>> BEGIN Records

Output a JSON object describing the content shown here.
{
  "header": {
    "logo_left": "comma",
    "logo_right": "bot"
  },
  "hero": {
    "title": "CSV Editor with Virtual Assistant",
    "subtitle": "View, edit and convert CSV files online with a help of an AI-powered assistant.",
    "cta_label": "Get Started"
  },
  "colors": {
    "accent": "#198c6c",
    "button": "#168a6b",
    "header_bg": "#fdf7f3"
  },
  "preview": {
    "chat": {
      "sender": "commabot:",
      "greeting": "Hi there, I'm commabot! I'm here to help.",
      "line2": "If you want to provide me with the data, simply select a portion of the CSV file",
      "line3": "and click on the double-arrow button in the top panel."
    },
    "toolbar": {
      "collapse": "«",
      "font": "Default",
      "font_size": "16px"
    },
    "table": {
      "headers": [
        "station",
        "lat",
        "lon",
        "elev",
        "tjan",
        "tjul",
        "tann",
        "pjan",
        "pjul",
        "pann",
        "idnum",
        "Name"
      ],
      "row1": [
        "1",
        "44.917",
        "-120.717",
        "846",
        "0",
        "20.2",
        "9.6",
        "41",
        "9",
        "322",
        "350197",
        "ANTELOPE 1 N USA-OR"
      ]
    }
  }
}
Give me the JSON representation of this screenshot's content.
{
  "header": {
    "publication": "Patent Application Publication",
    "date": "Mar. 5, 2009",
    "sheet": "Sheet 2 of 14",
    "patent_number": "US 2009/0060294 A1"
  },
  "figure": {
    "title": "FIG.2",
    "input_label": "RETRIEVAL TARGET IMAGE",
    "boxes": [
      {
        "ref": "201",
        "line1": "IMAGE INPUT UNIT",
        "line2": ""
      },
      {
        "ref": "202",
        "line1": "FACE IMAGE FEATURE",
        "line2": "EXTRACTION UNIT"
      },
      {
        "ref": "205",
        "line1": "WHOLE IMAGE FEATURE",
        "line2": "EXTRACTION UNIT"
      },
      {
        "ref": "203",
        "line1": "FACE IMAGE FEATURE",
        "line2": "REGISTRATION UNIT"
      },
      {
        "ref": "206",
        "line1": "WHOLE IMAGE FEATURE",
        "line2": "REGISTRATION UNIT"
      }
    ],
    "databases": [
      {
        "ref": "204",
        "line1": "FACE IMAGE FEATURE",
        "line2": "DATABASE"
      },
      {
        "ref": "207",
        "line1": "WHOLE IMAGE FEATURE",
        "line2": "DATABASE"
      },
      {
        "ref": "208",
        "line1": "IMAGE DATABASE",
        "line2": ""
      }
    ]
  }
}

>> END Records
>> BEGIN Records

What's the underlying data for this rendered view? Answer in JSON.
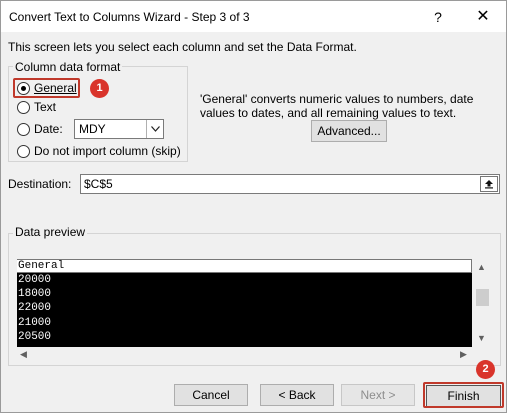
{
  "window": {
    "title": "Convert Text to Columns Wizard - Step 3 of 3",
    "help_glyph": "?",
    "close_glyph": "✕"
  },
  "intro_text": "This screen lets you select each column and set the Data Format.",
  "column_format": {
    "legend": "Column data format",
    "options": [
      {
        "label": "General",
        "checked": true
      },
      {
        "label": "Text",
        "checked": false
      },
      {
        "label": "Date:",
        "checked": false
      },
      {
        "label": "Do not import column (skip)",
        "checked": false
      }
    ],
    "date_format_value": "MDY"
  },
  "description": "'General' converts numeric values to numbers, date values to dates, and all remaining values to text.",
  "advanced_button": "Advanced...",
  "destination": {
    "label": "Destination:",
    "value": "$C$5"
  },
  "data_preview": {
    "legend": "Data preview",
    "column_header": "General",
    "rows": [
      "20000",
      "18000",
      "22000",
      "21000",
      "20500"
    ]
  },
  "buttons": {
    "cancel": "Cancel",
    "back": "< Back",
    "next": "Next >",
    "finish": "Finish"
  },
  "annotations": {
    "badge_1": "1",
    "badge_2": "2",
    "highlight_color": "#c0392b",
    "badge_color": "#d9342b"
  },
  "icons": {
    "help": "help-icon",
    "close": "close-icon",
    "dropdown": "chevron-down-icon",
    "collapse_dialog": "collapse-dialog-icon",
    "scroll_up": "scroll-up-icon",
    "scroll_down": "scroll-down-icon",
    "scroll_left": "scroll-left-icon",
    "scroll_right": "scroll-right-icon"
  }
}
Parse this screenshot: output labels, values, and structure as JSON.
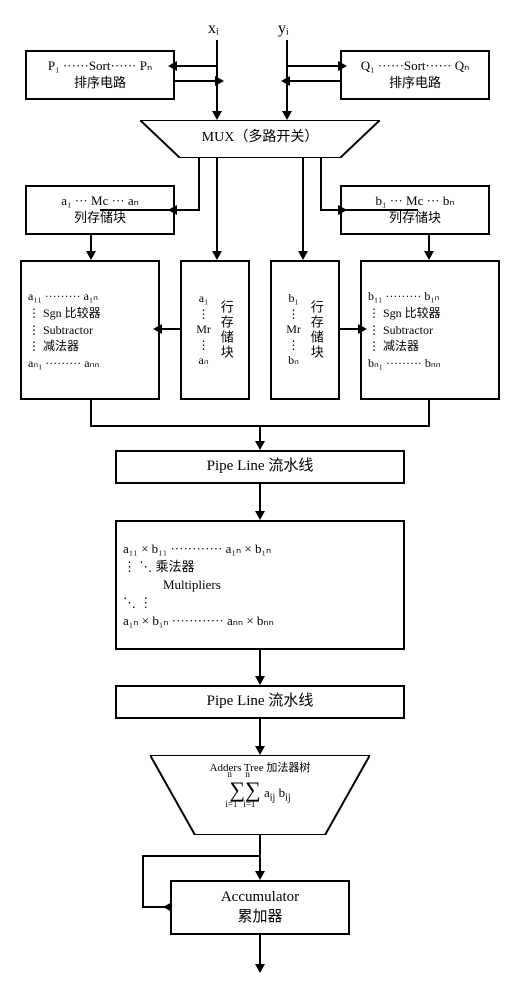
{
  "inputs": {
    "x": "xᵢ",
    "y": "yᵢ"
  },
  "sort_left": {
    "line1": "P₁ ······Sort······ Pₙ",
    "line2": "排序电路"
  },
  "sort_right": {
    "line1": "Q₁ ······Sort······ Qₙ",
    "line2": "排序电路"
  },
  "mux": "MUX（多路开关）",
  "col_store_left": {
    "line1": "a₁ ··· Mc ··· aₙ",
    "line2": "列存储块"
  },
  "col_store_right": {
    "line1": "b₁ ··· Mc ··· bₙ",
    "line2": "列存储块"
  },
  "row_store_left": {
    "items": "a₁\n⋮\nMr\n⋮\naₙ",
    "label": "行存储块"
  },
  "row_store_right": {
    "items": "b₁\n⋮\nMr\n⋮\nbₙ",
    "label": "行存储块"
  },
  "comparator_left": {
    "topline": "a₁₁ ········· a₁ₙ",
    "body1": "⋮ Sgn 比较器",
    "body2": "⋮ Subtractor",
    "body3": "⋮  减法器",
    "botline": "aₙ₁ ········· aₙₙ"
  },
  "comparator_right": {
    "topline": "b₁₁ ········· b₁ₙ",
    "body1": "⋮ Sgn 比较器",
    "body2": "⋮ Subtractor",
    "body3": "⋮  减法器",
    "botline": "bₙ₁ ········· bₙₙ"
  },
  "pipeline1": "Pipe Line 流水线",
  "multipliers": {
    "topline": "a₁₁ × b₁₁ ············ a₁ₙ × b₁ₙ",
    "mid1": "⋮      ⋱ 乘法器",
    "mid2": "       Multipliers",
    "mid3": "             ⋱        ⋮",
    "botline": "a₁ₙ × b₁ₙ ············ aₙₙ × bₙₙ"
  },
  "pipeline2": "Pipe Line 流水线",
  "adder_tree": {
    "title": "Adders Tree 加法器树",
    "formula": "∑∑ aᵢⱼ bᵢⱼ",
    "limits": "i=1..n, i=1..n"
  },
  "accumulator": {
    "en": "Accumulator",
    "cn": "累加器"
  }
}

>> END Records

- _Problem_
Above are some records. Count the lines among them with the word "General", and answer with the number only.

- _Solved problem_
3